*Request*: Where the word "tidskrivning" occurs in a line, return that line.

─── Supplied material

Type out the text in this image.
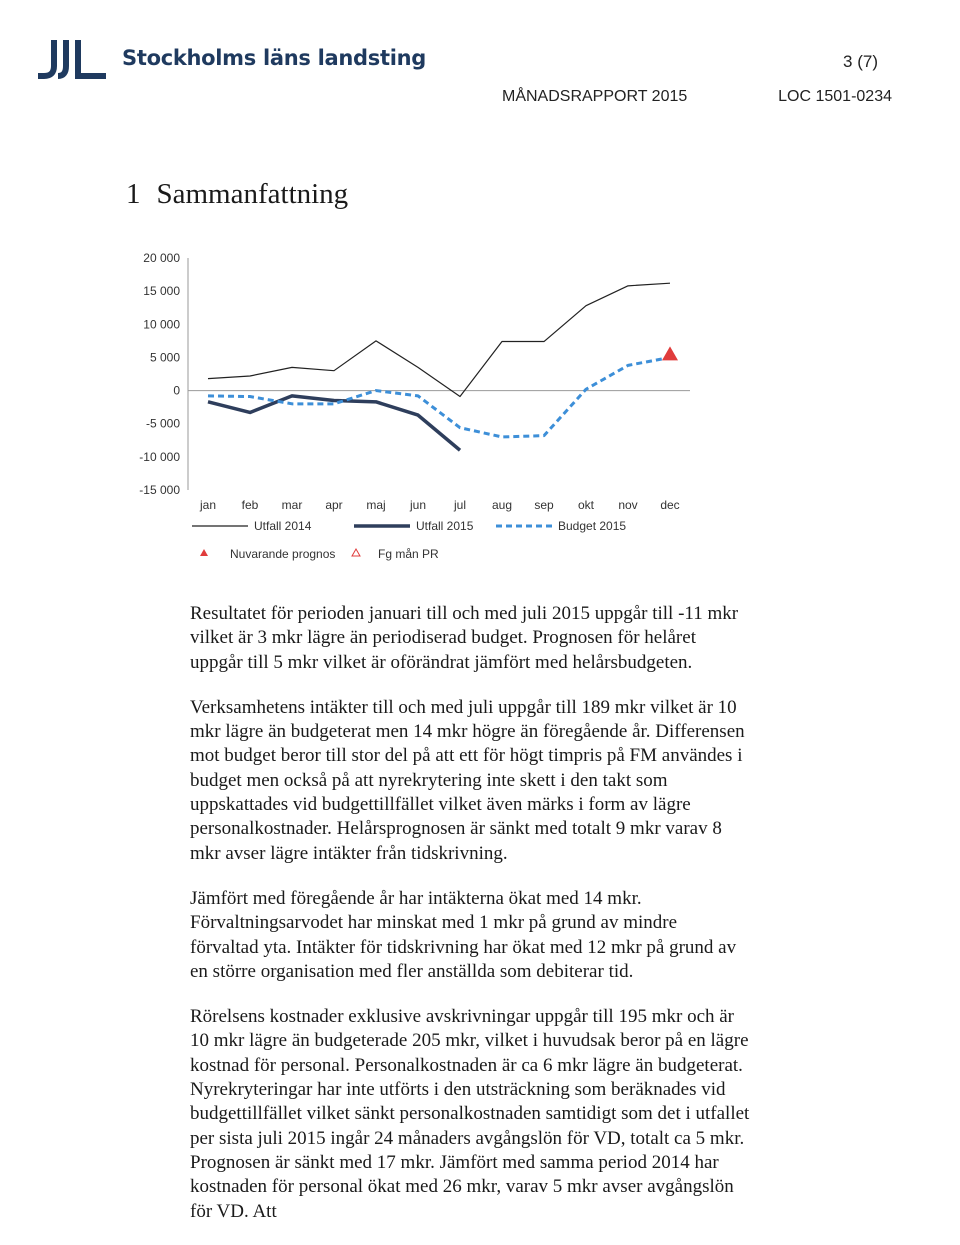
Stockholms läns landsting	3 (7)
MÅNADSRAPPORT 2015	LOC 1501-0234
1 Sammanfattning
20 000
15 000
10 000
5 000
0
-5 000
-10 000
-15 000
jan feb mar apr maj jun jul aug sep okt nov dec
Utfall 2014	Utfall 2015	Budget 2015
Nuvarande prognos	Fg mån PR

Resultatet för perioden januari till och med juli 2015 uppgår till -11 mkr vilket är 3 mkr lägre än periodiserad budget. Prognosen för helåret uppgår till 5 mkr vilket är oförändrat jämfört med helårsbudgeten.

Verksamhetens intäkter till och med juli uppgår till 189 mkr vilket är 10 mkr lägre än budgeterat men 14 mkr högre än föregående år. Differensen mot budget beror till stor del på att ett för högt timpris på FM användes i budget men också på att nyrekrytering inte skett i den takt som uppskattades vid budgettillfället vilket även märks i form av lägre personalkostnader. Helårsprognosen är sänkt med totalt 9 mkr varav 8 mkr avser lägre intäkter från tidskrivning.

Jämfört med föregående år har intäkterna ökat med 14 mkr. Förvaltningsarvodet har minskat med 1 mkr på grund av mindre förvaltad yta. Intäkter för tidskrivning har ökat med 12 mkr på grund av en större organisation med fler anställda som debiterar tid.

Rörelsens kostnader exklusive avskrivningar uppgår till 195 mkr och är 10 mkr lägre än budgeterade 205 mkr, vilket i huvudsak beror på en lägre kostnad för personal. Personalkostnaden är ca 6 mkr lägre än budgeterat. Nyrekryteringar har inte utförts i den utsträckning som beräknades vid budgettillfället vilket sänkt personalkostnaden samtidigt som det i utfallet per sista juli 2015 ingår 24 månaders avgångslön för VD, totalt ca 5 mkr. Prognosen är sänkt med 17 mkr. Jämfört med samma period 2014 har kostnaden för personal ökat med 26 mkr, varav 5 mkr avser avgångslön för VD. Att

──────

*Problem solution*:
Verksamhetens intäkter till och med juli uppgår till 189 mkr vilket är 10 mkr lägre än budgeterat men 14 mkr högre än föregående år. Differensen mot budget beror till stor del på att ett för högt timpris på FM användes i budget men också på att nyrekrytering inte skett i den takt som uppskattades vid budgettillfället vilket även märks i form av lägre personalkostnader. Helårsprognosen är sänkt med totalt 9 mkr varav 8 mkr avser lägre intäkter från tidskrivning.
Jämfört med föregående år har intäkterna ökat med 14 mkr. Förvaltningsarvodet har minskat med 1 mkr på grund av mindre förvaltad yta. Intäkter för tidskrivning har ökat med 12 mkr på grund av en större organisation med fler anställda som debiterar tid.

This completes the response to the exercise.